The exercise: All of the data below should be written out exactly.
━━━ Records shown
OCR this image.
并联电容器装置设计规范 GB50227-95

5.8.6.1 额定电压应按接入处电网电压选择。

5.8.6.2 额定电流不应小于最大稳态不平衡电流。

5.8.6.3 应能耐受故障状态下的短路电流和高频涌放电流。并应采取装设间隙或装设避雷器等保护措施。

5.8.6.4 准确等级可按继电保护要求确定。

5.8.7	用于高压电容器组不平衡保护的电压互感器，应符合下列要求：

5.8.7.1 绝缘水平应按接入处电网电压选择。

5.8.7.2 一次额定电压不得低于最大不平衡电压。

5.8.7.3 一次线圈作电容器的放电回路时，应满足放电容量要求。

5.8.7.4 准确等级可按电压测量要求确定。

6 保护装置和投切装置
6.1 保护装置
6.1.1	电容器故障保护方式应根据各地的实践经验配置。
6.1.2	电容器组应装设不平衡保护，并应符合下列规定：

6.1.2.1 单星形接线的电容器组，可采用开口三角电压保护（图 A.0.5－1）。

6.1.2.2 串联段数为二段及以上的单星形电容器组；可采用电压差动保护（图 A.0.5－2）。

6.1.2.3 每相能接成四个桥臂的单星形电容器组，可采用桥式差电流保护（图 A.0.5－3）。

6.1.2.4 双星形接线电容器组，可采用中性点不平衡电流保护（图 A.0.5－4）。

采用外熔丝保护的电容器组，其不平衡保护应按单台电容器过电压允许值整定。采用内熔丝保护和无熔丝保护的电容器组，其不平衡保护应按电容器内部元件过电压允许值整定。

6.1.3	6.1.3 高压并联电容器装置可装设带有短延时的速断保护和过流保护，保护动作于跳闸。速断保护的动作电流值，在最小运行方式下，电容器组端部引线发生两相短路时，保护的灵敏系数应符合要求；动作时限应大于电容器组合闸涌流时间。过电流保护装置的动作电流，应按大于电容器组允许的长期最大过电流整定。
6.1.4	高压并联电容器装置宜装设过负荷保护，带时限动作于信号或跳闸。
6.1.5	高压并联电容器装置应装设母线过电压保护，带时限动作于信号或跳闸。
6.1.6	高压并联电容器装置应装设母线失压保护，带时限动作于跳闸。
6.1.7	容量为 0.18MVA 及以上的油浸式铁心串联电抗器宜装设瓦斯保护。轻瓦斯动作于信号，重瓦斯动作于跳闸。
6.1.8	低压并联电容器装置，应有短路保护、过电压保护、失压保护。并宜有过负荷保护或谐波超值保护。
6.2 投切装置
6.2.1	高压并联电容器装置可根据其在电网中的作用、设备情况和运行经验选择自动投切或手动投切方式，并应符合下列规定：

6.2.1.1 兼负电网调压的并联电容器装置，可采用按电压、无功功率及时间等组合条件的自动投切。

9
━━━━━━
Problem solution:
OCR this image.
并联电容器装置设计规范 GB50227-95

5.8.6.1 额定电压应按接入处电网电压选择。

5.8.6.2 额定电流不应小于最大稳态不平衡电流。

5.8.6.3 应能耐受故障状态下的短路电流和高频涌放电流。并应采取装设间隙或装设避雷器等保护措施。

5.8.6.4 准确等级可按继电保护要求确定。

5.8.7	用于高压电容器组不平衡保护的电压互感器，应符合下列要求：

5.8.7.1 绝缘水平应按接入处电网电压选择。

5.8.7.2 一次额定电压不得低于最大不平衡电压。

5.8.7.3 一次线圈作电容器的放电回路时，应满足放电容量要求。

5.8.7.4 准确等级可按电压测量要求确定。

6 保护装置和投切装置
6.1 保护装置
6.1.1	电容器故障保护方式应根据各地的实践经验配置。
6.1.2	电容器组应装设不平衡保护，并应符合下列规定：

6.1.2.1 单星形接线的电容器组，可采用开口三角电压保护（图 A.0.5－1）。

6.1.2.2 串联段数为二段及以上的单星形电容器组；可采用电压差动保护（图 A.0.5－2）。

6.1.2.3 每相能接成四个桥臂的单星形电容器组，可采用桥式差电流保护（图 A.0.5－3）。

6.1.2.4 双星形接线电容器组，可采用中性点不平衡电流保护（图 A.0.5－4）。

采用外熔丝保护的电容器组，其不平衡保护应按单台电容器过电压允许值整定。采用内熔丝保护和无熔丝保护的电容器组，其不平衡保护应按电容器内部元件过电压允许值整定。

6.1.3	6.1.3 高压并联电容器装置可装设带有短延时的速断保护和过流保护，保护动作于跳闸。速断保护的动作电流值，在最小运行方式下，电容器组端部引线发生两相短路时，保护的灵敏系数应符合要求；动作时限应大于电容器组合闸涌流时间。过电流保护装置的动作电流，应按大于电容器组允许的长期最大过电流整定。
6.1.4	高压并联电容器装置宜装设过负荷保护，带时限动作于信号或跳闸。
6.1.5	高压并联电容器装置应装设母线过电压保护，带时限动作于信号或跳闸。
6.1.6	高压并联电容器装置应装设母线失压保护，带时限动作于跳闸。
6.1.7	容量为 0.18MVA 及以上的油浸式铁心串联电抗器宜装设瓦斯保护。轻瓦斯动作于信号，重瓦斯动作于跳闸。
6.1.8	低压并联电容器装置，应有短路保护、过电压保护、失压保护。并宜有过负荷保护或谐波超值保护。
6.2 投切装置
6.2.1	高压并联电容器装置可根据其在电网中的作用、设备情况和运行经验选择自动投切或手动投切方式，并应符合下列规定：

6.2.1.1 兼负电网调压的并联电容器装置，可采用按电压、无功功率及时间等组合条件的自动投切。

9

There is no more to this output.